(Entries from a visual dataset)
★ ★ ★ ★ ★

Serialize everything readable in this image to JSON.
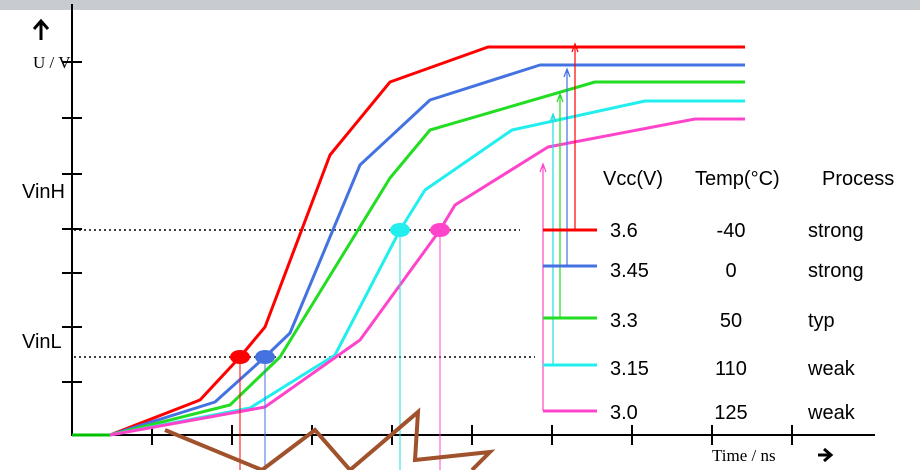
{
  "axes": {
    "y_label": "U / V",
    "x_label": "Time / ns",
    "levels": [
      "VinH",
      "VinL"
    ]
  },
  "legend": {
    "headers": [
      "Vcc(V)",
      "Temp(°C)",
      "Process"
    ],
    "rows": [
      [
        "3.6",
        "-40",
        "strong"
      ],
      [
        "3.45",
        "0",
        "strong"
      ],
      [
        "3.3",
        "50",
        "typ"
      ],
      [
        "3.15",
        "110",
        "weak"
      ],
      [
        "3.0",
        "125",
        "weak"
      ]
    ]
  }
}
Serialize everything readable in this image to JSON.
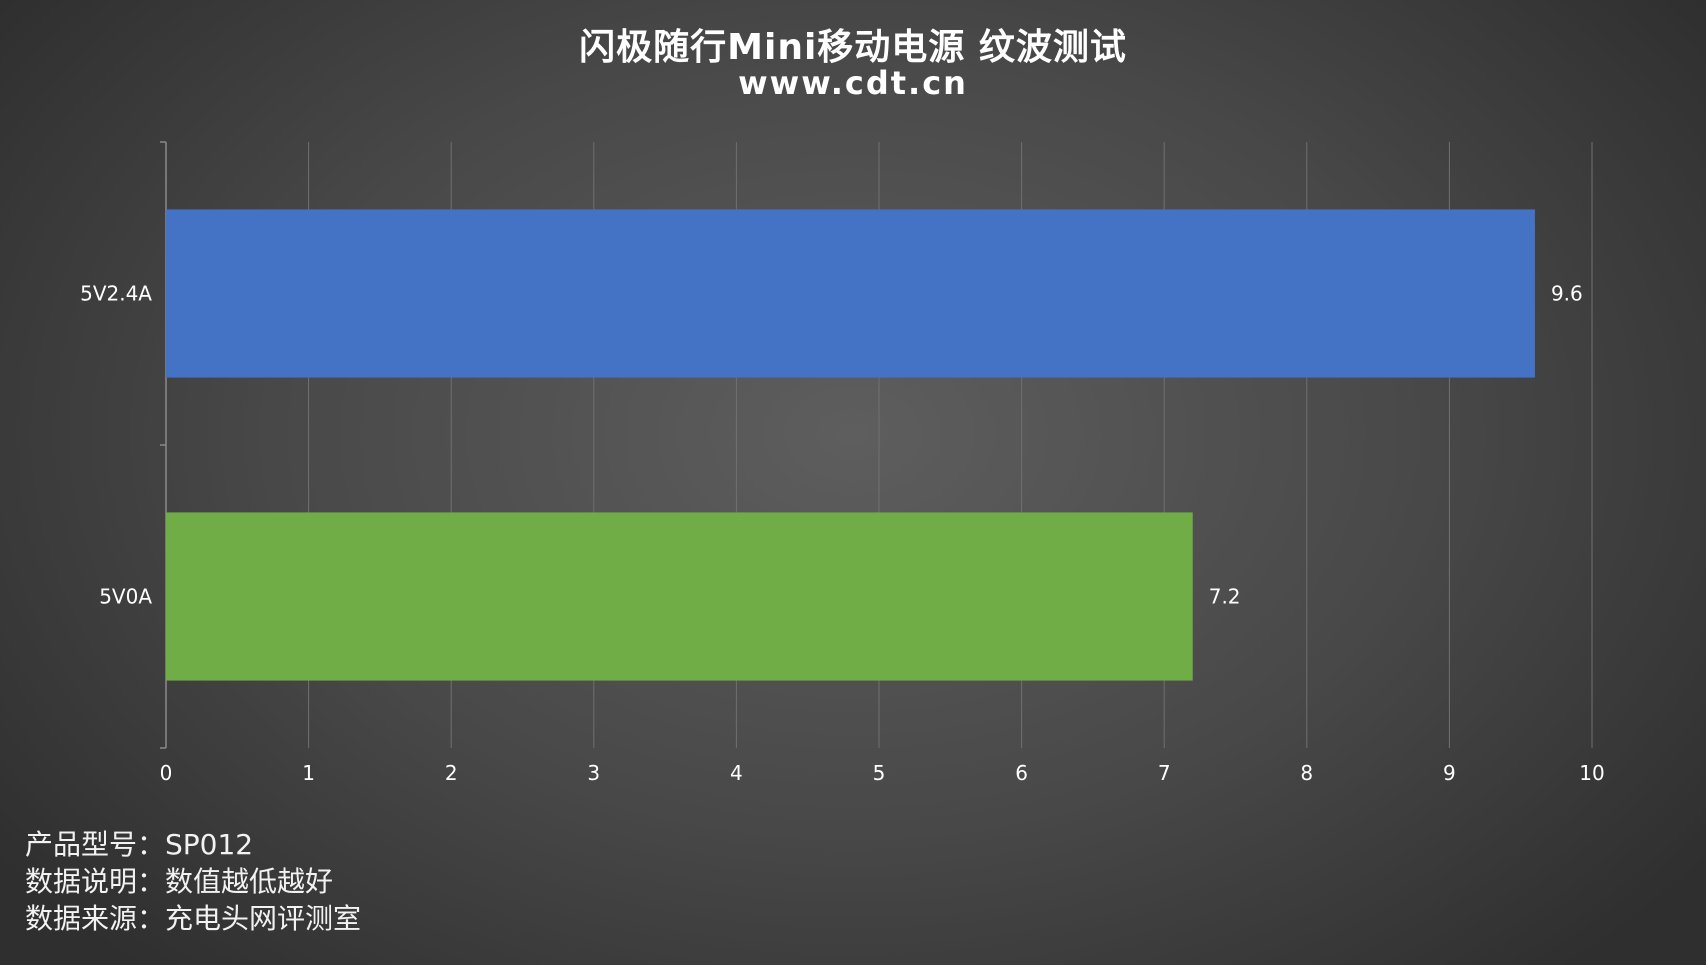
{
  "title": "闪极随行Mini移动电源 纹波测试",
  "subtitle": "www.cdt.cn",
  "notes": {
    "model": "产品型号：SP012",
    "explanation": "数据说明：数值越低越好",
    "source": "数据来源：充电头网评测室"
  },
  "colors": {
    "bar_1": "#4472c4",
    "bar_2": "#70ad47",
    "grid": "#707070",
    "text": "#ffffff"
  },
  "chart_data": {
    "type": "bar",
    "orientation": "horizontal",
    "title": "闪极随行Mini移动电源 纹波测试",
    "categories": [
      "5V2.4A",
      "5V0A"
    ],
    "values": [
      9.6,
      7.2
    ],
    "data_labels": [
      "9.6",
      "7.2"
    ],
    "x_ticks": [
      "0",
      "1",
      "2",
      "3",
      "4",
      "5",
      "6",
      "7",
      "8",
      "9",
      "10"
    ],
    "xlim": [
      0,
      10
    ],
    "grid": true,
    "legend": "none"
  }
}
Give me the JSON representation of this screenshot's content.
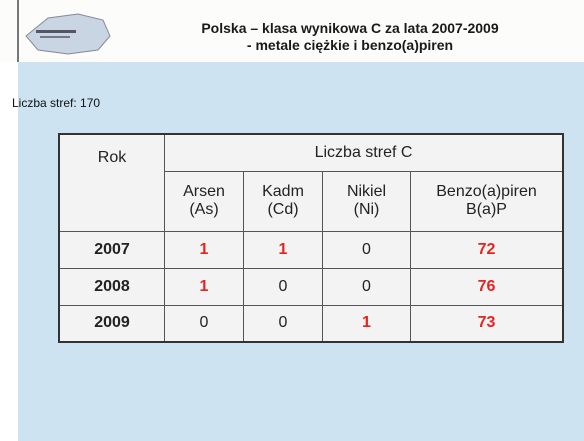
{
  "header": {
    "title_lines": [
      "Polska – klasa wynikowa C za lata 2007-2009",
      "- metale ciężkie i benzo(a)piren"
    ]
  },
  "zone_count": "Liczba stref: 170",
  "table": {
    "row_header": "Rok",
    "group_header": "Liczba stref C",
    "columns": [
      [
        "Arsen",
        "(As)"
      ],
      [
        "Kadm",
        "(Cd)"
      ],
      [
        "Nikiel",
        "(Ni)"
      ],
      [
        "Benzo(a)piren",
        "B(a)P"
      ]
    ],
    "rows": [
      [
        2007,
        1,
        1,
        0,
        72
      ],
      [
        2008,
        1,
        0,
        0,
        76
      ],
      [
        2009,
        0,
        0,
        1,
        73
      ]
    ]
  }
}
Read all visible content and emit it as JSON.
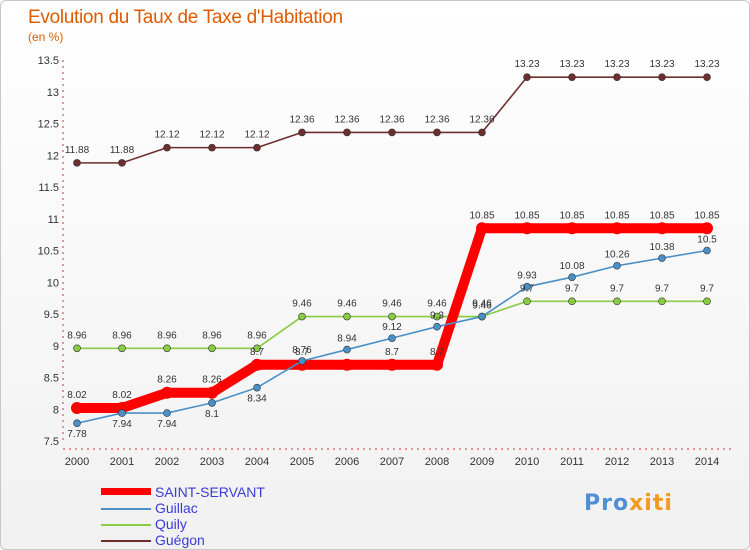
{
  "header": {
    "title": "Evolution du Taux de Taxe d'Habitation",
    "unit": "(en %)"
  },
  "logo": {
    "part1": "Pro",
    "part2": "xiti"
  },
  "chart_data": {
    "type": "line",
    "title": "Evolution du Taux de Taxe d'Habitation",
    "ylabel": "(en %)",
    "xlabel": "",
    "ylim": [
      7.5,
      13.5
    ],
    "y_ticks": [
      "7.5",
      "8",
      "8.5",
      "9",
      "9.5",
      "10",
      "10.5",
      "11",
      "11.5",
      "12",
      "12.5",
      "13",
      "13.5"
    ],
    "x": [
      "2000",
      "2001",
      "2002",
      "2003",
      "2004",
      "2005",
      "2006",
      "2007",
      "2008",
      "2009",
      "2010",
      "2011",
      "2012",
      "2013",
      "2014"
    ],
    "grid": false,
    "legend_position": "bottom-left",
    "series": [
      {
        "name": "SAINT-SERVANT",
        "color": "#ff0000",
        "values": [
          8.02,
          8.02,
          8.26,
          8.26,
          8.7,
          8.7,
          8.7,
          8.7,
          8.7,
          10.85,
          10.85,
          10.85,
          10.85,
          10.85,
          10.85
        ],
        "labels": [
          "8.02",
          "8.02",
          "8.26",
          "8.26",
          "8.7",
          "8.7",
          "",
          "8.7",
          "8.7",
          "10.85",
          "10.85",
          "10.85",
          "10.85",
          "10.85",
          "10.85"
        ]
      },
      {
        "name": "Guillac",
        "color": "#4a90c8",
        "values": [
          7.78,
          7.94,
          7.94,
          8.1,
          8.34,
          8.76,
          8.94,
          9.12,
          9.3,
          9.46,
          9.93,
          10.08,
          10.26,
          10.38,
          10.5
        ],
        "labels": [
          "7.78",
          "7.94",
          "7.94",
          "8.1",
          "8.34",
          "8.76",
          "8.94",
          "9.12",
          "9.3",
          "9.46",
          "9.93",
          "10.08",
          "10.26",
          "10.38",
          "10.5"
        ]
      },
      {
        "name": "Quily",
        "color": "#88cc44",
        "values": [
          8.96,
          8.96,
          8.96,
          8.96,
          8.96,
          9.46,
          9.46,
          9.46,
          9.46,
          9.46,
          9.7,
          9.7,
          9.7,
          9.7,
          9.7
        ],
        "labels": [
          "8.96",
          "8.96",
          "8.96",
          "8.96",
          "8.96",
          "9.46",
          "9.46",
          "9.46",
          "9.46",
          "9.46",
          "9.7",
          "9.7",
          "9.7",
          "9.7",
          "9.7"
        ]
      },
      {
        "name": "Guégon",
        "color": "#6e2e2e",
        "values": [
          11.88,
          11.88,
          12.12,
          12.12,
          12.12,
          12.36,
          12.36,
          12.36,
          12.36,
          12.36,
          13.23,
          13.23,
          13.23,
          13.23,
          13.23
        ],
        "labels": [
          "11.88",
          "11.88",
          "12.12",
          "12.12",
          "12.12",
          "12.36",
          "12.36",
          "12.36",
          "12.36",
          "12.36",
          "13.23",
          "13.23",
          "13.23",
          "13.23",
          "13.23"
        ]
      }
    ]
  }
}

★ ★ ★ ★ ★

**Directive**
Copy every entry word for word, but omit the pictures.

**Response for this exercise**
Serialize everything readable in this image to JSON.
{
  "axes": {
    "y_label": "U / V",
    "x_label": "Time / ns",
    "levels": [
      "VinH",
      "VinL"
    ]
  },
  "legend": {
    "headers": [
      "Vcc(V)",
      "Temp(°C)",
      "Process"
    ],
    "rows": [
      [
        "3.6",
        "-40",
        "strong"
      ],
      [
        "3.45",
        "0",
        "strong"
      ],
      [
        "3.3",
        "50",
        "typ"
      ],
      [
        "3.15",
        "110",
        "weak"
      ],
      [
        "3.0",
        "125",
        "weak"
      ]
    ]
  }
}
Serialize everything readable in this image to JSON.
{
  "title": "闪极随行Mini移动电源 纹波测试",
  "subtitle": "www.cdt.cn",
  "notes": {
    "model": "产品型号：SP012",
    "explanation": "数据说明：数值越低越好",
    "source": "数据来源：充电头网评测室"
  },
  "colors": {
    "bar_1": "#4472c4",
    "bar_2": "#70ad47",
    "grid": "#707070",
    "text": "#ffffff"
  },
  "chart_data": {
    "type": "bar",
    "orientation": "horizontal",
    "title": "闪极随行Mini移动电源 纹波测试",
    "categories": [
      "5V2.4A",
      "5V0A"
    ],
    "values": [
      9.6,
      7.2
    ],
    "data_labels": [
      "9.6",
      "7.2"
    ],
    "x_ticks": [
      "0",
      "1",
      "2",
      "3",
      "4",
      "5",
      "6",
      "7",
      "8",
      "9",
      "10"
    ],
    "xlim": [
      0,
      10
    ],
    "grid": true,
    "legend": "none"
  }
}
Give me the JSON representation of this screenshot's content.
{
  "header": {
    "title_lines": [
      "Polska – klasa wynikowa C za lata 2007-2009",
      "- metale ciężkie i benzo(a)piren"
    ]
  },
  "zone_count": "Liczba stref: 170",
  "table": {
    "row_header": "Rok",
    "group_header": "Liczba stref C",
    "columns": [
      [
        "Arsen",
        "(As)"
      ],
      [
        "Kadm",
        "(Cd)"
      ],
      [
        "Nikiel",
        "(Ni)"
      ],
      [
        "Benzo(a)piren",
        "B(a)P"
      ]
    ],
    "rows": [
      [
        2007,
        1,
        1,
        0,
        72
      ],
      [
        2008,
        1,
        0,
        0,
        76
      ],
      [
        2009,
        0,
        0,
        1,
        73
      ]
    ]
  }
}
Read all visible content and emit it as JSON.
{
  "header": {
    "title": "Evolution du Taux de Taxe d'Habitation",
    "unit": "(en %)"
  },
  "logo": {
    "part1": "Pro",
    "part2": "xiti"
  },
  "chart_data": {
    "type": "line",
    "title": "Evolution du Taux de Taxe d'Habitation",
    "ylabel": "(en %)",
    "xlabel": "",
    "ylim": [
      7.5,
      13.5
    ],
    "y_ticks": [
      "7.5",
      "8",
      "8.5",
      "9",
      "9.5",
      "10",
      "10.5",
      "11",
      "11.5",
      "12",
      "12.5",
      "13",
      "13.5"
    ],
    "x": [
      "2000",
      "2001",
      "2002",
      "2003",
      "2004",
      "2005",
      "2006",
      "2007",
      "2008",
      "2009",
      "2010",
      "2011",
      "2012",
      "2013",
      "2014"
    ],
    "grid": false,
    "legend_position": "bottom-left",
    "series": [
      {
        "name": "SAINT-SERVANT",
        "color": "#ff0000",
        "values": [
          8.02,
          8.02,
          8.26,
          8.26,
          8.7,
          8.7,
          8.7,
          8.7,
          8.7,
          10.85,
          10.85,
          10.85,
          10.85,
          10.85,
          10.85
        ],
        "labels": [
          "8.02",
          "8.02",
          "8.26",
          "8.26",
          "8.7",
          "8.7",
          "",
          "8.7",
          "8.7",
          "10.85",
          "10.85",
          "10.85",
          "10.85",
          "10.85",
          "10.85"
        ]
      },
      {
        "name": "Guillac",
        "color": "#4a90c8",
        "values": [
          7.78,
          7.94,
          7.94,
          8.1,
          8.34,
          8.76,
          8.94,
          9.12,
          9.3,
          9.46,
          9.93,
          10.08,
          10.26,
          10.38,
          10.5
        ],
        "labels": [
          "7.78",
          "7.94",
          "7.94",
          "8.1",
          "8.34",
          "8.76",
          "8.94",
          "9.12",
          "9.3",
          "9.46",
          "9.93",
          "10.08",
          "10.26",
          "10.38",
          "10.5"
        ]
      },
      {
        "name": "Quily",
        "color": "#88cc44",
        "values": [
          8.96,
          8.96,
          8.96,
          8.96,
          8.96,
          9.46,
          9.46,
          9.46,
          9.46,
          9.46,
          9.7,
          9.7,
          9.7,
          9.7,
          9.7
        ],
        "labels": [
          "8.96",
          "8.96",
          "8.96",
          "8.96",
          "8.96",
          "9.46",
          "9.46",
          "9.46",
          "9.46",
          "9.46",
          "9.7",
          "9.7",
          "9.7",
          "9.7",
          "9.7"
        ]
      },
      {
        "name": "Guégon",
        "color": "#6e2e2e",
        "values": [
          11.88,
          11.88,
          12.12,
          12.12,
          12.12,
          12.36,
          12.36,
          12.36,
          12.36,
          12.36,
          13.23,
          13.23,
          13.23,
          13.23,
          13.23
        ],
        "labels": [
          "11.88",
          "11.88",
          "12.12",
          "12.12",
          "12.12",
          "12.36",
          "12.36",
          "12.36",
          "12.36",
          "12.36",
          "13.23",
          "13.23",
          "13.23",
          "13.23",
          "13.23"
        ]
      }
    ]
  }
}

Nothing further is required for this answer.